■ Input records ■

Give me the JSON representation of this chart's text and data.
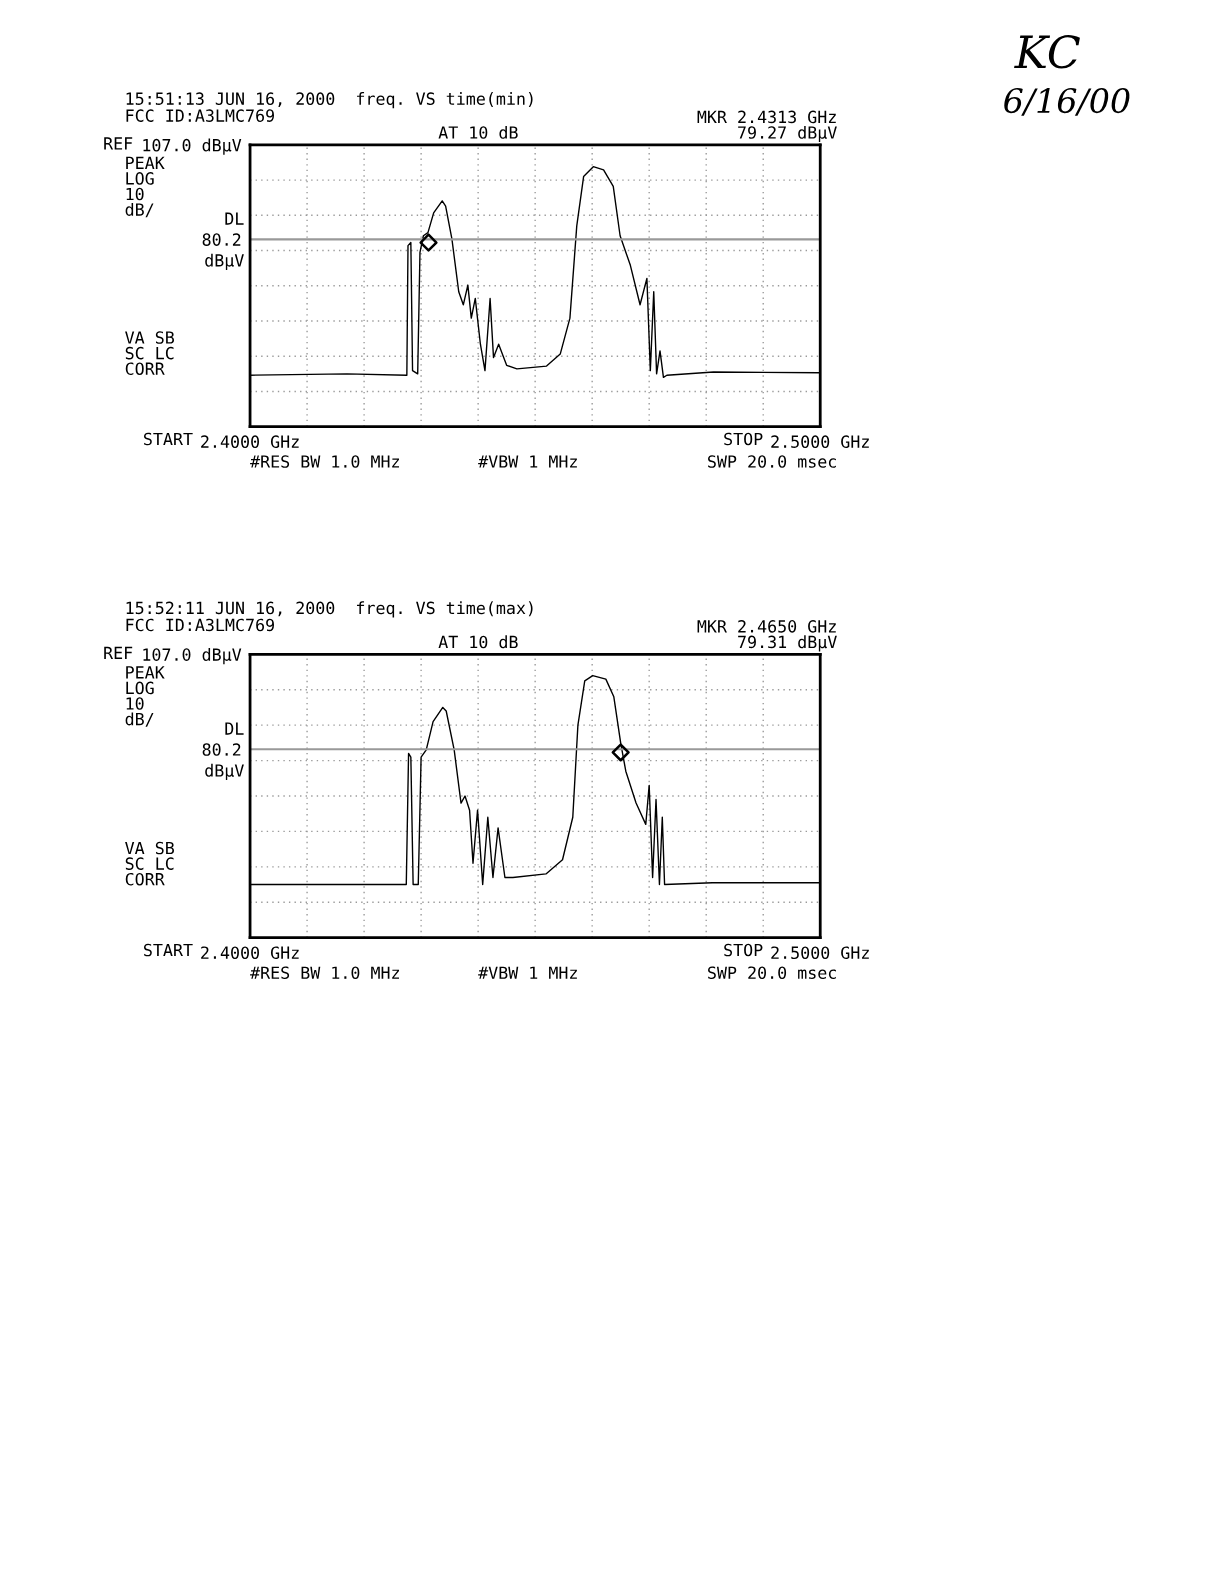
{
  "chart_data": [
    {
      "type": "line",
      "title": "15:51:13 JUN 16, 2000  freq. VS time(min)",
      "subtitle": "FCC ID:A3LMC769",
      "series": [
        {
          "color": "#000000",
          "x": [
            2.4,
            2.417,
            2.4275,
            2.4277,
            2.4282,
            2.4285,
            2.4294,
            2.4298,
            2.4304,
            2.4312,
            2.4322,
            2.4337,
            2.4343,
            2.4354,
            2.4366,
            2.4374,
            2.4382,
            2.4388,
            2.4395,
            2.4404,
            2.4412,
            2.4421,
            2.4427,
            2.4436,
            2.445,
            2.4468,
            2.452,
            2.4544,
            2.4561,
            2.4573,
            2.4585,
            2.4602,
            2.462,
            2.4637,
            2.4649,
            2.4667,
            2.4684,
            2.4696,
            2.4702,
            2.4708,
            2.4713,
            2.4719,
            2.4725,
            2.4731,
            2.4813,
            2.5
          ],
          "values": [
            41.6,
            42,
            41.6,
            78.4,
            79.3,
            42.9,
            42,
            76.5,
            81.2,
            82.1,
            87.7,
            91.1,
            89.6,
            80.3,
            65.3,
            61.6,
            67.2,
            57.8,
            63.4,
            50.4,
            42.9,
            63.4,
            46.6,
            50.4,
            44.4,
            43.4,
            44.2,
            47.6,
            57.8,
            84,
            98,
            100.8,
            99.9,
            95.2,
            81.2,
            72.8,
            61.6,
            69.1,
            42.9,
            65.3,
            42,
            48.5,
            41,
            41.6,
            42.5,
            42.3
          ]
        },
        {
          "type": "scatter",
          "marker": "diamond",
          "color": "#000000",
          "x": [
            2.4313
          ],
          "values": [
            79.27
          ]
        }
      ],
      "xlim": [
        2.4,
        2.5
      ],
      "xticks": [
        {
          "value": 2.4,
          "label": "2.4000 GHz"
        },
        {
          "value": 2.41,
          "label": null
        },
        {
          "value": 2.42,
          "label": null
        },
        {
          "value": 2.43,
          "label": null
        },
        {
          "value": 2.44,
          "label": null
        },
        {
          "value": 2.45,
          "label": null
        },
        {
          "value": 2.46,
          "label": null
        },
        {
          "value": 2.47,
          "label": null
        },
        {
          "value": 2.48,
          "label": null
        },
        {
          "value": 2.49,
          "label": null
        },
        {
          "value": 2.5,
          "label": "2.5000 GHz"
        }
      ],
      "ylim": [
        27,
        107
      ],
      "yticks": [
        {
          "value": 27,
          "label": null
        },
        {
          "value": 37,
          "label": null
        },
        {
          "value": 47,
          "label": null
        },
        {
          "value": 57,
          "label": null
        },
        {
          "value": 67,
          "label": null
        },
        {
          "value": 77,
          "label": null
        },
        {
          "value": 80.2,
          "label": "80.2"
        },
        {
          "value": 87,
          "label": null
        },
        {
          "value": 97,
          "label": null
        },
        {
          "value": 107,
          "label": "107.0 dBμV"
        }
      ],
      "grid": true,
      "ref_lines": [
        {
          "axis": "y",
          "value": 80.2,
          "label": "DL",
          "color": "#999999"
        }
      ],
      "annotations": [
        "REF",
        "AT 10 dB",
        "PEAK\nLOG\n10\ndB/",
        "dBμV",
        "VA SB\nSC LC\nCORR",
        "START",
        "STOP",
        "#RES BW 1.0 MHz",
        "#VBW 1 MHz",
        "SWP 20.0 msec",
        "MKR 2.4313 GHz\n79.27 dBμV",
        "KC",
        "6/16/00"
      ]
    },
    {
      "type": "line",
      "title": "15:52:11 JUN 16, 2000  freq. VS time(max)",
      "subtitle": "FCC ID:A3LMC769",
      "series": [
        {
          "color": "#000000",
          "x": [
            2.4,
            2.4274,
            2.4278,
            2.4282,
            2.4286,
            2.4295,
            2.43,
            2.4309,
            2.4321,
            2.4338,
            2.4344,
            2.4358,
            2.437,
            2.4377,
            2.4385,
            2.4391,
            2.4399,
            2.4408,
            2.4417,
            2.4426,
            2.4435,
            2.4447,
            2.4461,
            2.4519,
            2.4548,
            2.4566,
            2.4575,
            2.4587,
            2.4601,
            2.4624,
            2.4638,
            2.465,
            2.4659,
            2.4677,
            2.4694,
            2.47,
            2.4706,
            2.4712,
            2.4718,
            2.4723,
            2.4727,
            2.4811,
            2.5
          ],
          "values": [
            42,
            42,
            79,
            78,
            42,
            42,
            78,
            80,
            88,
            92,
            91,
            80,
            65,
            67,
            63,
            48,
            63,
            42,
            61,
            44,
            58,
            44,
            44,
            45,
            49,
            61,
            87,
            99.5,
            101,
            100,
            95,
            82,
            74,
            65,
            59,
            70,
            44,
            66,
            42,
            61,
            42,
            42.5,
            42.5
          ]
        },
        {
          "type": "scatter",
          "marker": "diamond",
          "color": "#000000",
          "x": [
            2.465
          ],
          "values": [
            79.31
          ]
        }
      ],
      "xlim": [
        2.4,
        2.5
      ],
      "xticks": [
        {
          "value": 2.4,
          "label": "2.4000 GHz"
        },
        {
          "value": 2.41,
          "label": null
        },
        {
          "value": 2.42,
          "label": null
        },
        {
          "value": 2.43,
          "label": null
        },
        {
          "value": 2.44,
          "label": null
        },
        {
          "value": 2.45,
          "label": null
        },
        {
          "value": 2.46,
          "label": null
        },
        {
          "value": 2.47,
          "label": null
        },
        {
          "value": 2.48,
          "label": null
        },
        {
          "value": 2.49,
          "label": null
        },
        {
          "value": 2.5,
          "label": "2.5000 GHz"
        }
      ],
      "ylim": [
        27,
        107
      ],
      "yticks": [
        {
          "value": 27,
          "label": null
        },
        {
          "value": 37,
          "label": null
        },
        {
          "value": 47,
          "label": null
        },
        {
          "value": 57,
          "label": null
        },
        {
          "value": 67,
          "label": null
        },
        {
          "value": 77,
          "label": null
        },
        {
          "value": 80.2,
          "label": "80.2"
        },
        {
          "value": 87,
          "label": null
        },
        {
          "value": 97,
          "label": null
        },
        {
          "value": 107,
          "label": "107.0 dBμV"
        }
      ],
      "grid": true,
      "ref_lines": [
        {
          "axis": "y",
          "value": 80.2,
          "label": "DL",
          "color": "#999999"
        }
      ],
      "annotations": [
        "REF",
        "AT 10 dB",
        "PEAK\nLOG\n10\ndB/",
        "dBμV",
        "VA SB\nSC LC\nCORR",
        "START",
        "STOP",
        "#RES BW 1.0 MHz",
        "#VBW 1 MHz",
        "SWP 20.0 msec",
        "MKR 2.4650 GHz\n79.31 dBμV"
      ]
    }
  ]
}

■ Directive ■
Leave out the pictures and return every record word for word.

■ Answer ■
Give me the JSON representation of this chart's text and data.
{
  "chart_data": [
    {
      "type": "line",
      "title": "15:51:13 JUN 16, 2000  freq. VS time(min)",
      "subtitle": "FCC ID:A3LMC769",
      "series": [
        {
          "color": "#000000",
          "x": [
            2.4,
            2.417,
            2.4275,
            2.4277,
            2.4282,
            2.4285,
            2.4294,
            2.4298,
            2.4304,
            2.4312,
            2.4322,
            2.4337,
            2.4343,
            2.4354,
            2.4366,
            2.4374,
            2.4382,
            2.4388,
            2.4395,
            2.4404,
            2.4412,
            2.4421,
            2.4427,
            2.4436,
            2.445,
            2.4468,
            2.452,
            2.4544,
            2.4561,
            2.4573,
            2.4585,
            2.4602,
            2.462,
            2.4637,
            2.4649,
            2.4667,
            2.4684,
            2.4696,
            2.4702,
            2.4708,
            2.4713,
            2.4719,
            2.4725,
            2.4731,
            2.4813,
            2.5
          ],
          "values": [
            41.6,
            42,
            41.6,
            78.4,
            79.3,
            42.9,
            42,
            76.5,
            81.2,
            82.1,
            87.7,
            91.1,
            89.6,
            80.3,
            65.3,
            61.6,
            67.2,
            57.8,
            63.4,
            50.4,
            42.9,
            63.4,
            46.6,
            50.4,
            44.4,
            43.4,
            44.2,
            47.6,
            57.8,
            84,
            98,
            100.8,
            99.9,
            95.2,
            81.2,
            72.8,
            61.6,
            69.1,
            42.9,
            65.3,
            42,
            48.5,
            41,
            41.6,
            42.5,
            42.3
          ]
        },
        {
          "type": "scatter",
          "marker": "diamond",
          "color": "#000000",
          "x": [
            2.4313
          ],
          "values": [
            79.27
          ]
        }
      ],
      "xlim": [
        2.4,
        2.5
      ],
      "xticks": [
        {
          "value": 2.4,
          "label": "2.4000 GHz"
        },
        {
          "value": 2.41,
          "label": null
        },
        {
          "value": 2.42,
          "label": null
        },
        {
          "value": 2.43,
          "label": null
        },
        {
          "value": 2.44,
          "label": null
        },
        {
          "value": 2.45,
          "label": null
        },
        {
          "value": 2.46,
          "label": null
        },
        {
          "value": 2.47,
          "label": null
        },
        {
          "value": 2.48,
          "label": null
        },
        {
          "value": 2.49,
          "label": null
        },
        {
          "value": 2.5,
          "label": "2.5000 GHz"
        }
      ],
      "ylim": [
        27,
        107
      ],
      "yticks": [
        {
          "value": 27,
          "label": null
        },
        {
          "value": 37,
          "label": null
        },
        {
          "value": 47,
          "label": null
        },
        {
          "value": 57,
          "label": null
        },
        {
          "value": 67,
          "label": null
        },
        {
          "value": 77,
          "label": null
        },
        {
          "value": 80.2,
          "label": "80.2"
        },
        {
          "value": 87,
          "label": null
        },
        {
          "value": 97,
          "label": null
        },
        {
          "value": 107,
          "label": "107.0 dBμV"
        }
      ],
      "grid": true,
      "ref_lines": [
        {
          "axis": "y",
          "value": 80.2,
          "label": "DL",
          "color": "#999999"
        }
      ],
      "annotations": [
        "REF",
        "AT 10 dB",
        "PEAK\nLOG\n10\ndB/",
        "dBμV",
        "VA SB\nSC LC\nCORR",
        "START",
        "STOP",
        "#RES BW 1.0 MHz",
        "#VBW 1 MHz",
        "SWP 20.0 msec",
        "MKR 2.4313 GHz\n79.27 dBμV",
        "KC",
        "6/16/00"
      ]
    },
    {
      "type": "line",
      "title": "15:52:11 JUN 16, 2000  freq. VS time(max)",
      "subtitle": "FCC ID:A3LMC769",
      "series": [
        {
          "color": "#000000",
          "x": [
            2.4,
            2.4274,
            2.4278,
            2.4282,
            2.4286,
            2.4295,
            2.43,
            2.4309,
            2.4321,
            2.4338,
            2.4344,
            2.4358,
            2.437,
            2.4377,
            2.4385,
            2.4391,
            2.4399,
            2.4408,
            2.4417,
            2.4426,
            2.4435,
            2.4447,
            2.4461,
            2.4519,
            2.4548,
            2.4566,
            2.4575,
            2.4587,
            2.4601,
            2.4624,
            2.4638,
            2.465,
            2.4659,
            2.4677,
            2.4694,
            2.47,
            2.4706,
            2.4712,
            2.4718,
            2.4723,
            2.4727,
            2.4811,
            2.5
          ],
          "values": [
            42,
            42,
            79,
            78,
            42,
            42,
            78,
            80,
            88,
            92,
            91,
            80,
            65,
            67,
            63,
            48,
            63,
            42,
            61,
            44,
            58,
            44,
            44,
            45,
            49,
            61,
            87,
            99.5,
            101,
            100,
            95,
            82,
            74,
            65,
            59,
            70,
            44,
            66,
            42,
            61,
            42,
            42.5,
            42.5
          ]
        },
        {
          "type": "scatter",
          "marker": "diamond",
          "color": "#000000",
          "x": [
            2.465
          ],
          "values": [
            79.31
          ]
        }
      ],
      "xlim": [
        2.4,
        2.5
      ],
      "xticks": [
        {
          "value": 2.4,
          "label": "2.4000 GHz"
        },
        {
          "value": 2.41,
          "label": null
        },
        {
          "value": 2.42,
          "label": null
        },
        {
          "value": 2.43,
          "label": null
        },
        {
          "value": 2.44,
          "label": null
        },
        {
          "value": 2.45,
          "label": null
        },
        {
          "value": 2.46,
          "label": null
        },
        {
          "value": 2.47,
          "label": null
        },
        {
          "value": 2.48,
          "label": null
        },
        {
          "value": 2.49,
          "label": null
        },
        {
          "value": 2.5,
          "label": "2.5000 GHz"
        }
      ],
      "ylim": [
        27,
        107
      ],
      "yticks": [
        {
          "value": 27,
          "label": null
        },
        {
          "value": 37,
          "label": null
        },
        {
          "value": 47,
          "label": null
        },
        {
          "value": 57,
          "label": null
        },
        {
          "value": 67,
          "label": null
        },
        {
          "value": 77,
          "label": null
        },
        {
          "value": 80.2,
          "label": "80.2"
        },
        {
          "value": 87,
          "label": null
        },
        {
          "value": 97,
          "label": null
        },
        {
          "value": 107,
          "label": "107.0 dBμV"
        }
      ],
      "grid": true,
      "ref_lines": [
        {
          "axis": "y",
          "value": 80.2,
          "label": "DL",
          "color": "#999999"
        }
      ],
      "annotations": [
        "REF",
        "AT 10 dB",
        "PEAK\nLOG\n10\ndB/",
        "dBμV",
        "VA SB\nSC LC\nCORR",
        "START",
        "STOP",
        "#RES BW 1.0 MHz",
        "#VBW 1 MHz",
        "SWP 20.0 msec",
        "MKR 2.4650 GHz\n79.31 dBμV"
      ]
    }
  ]
}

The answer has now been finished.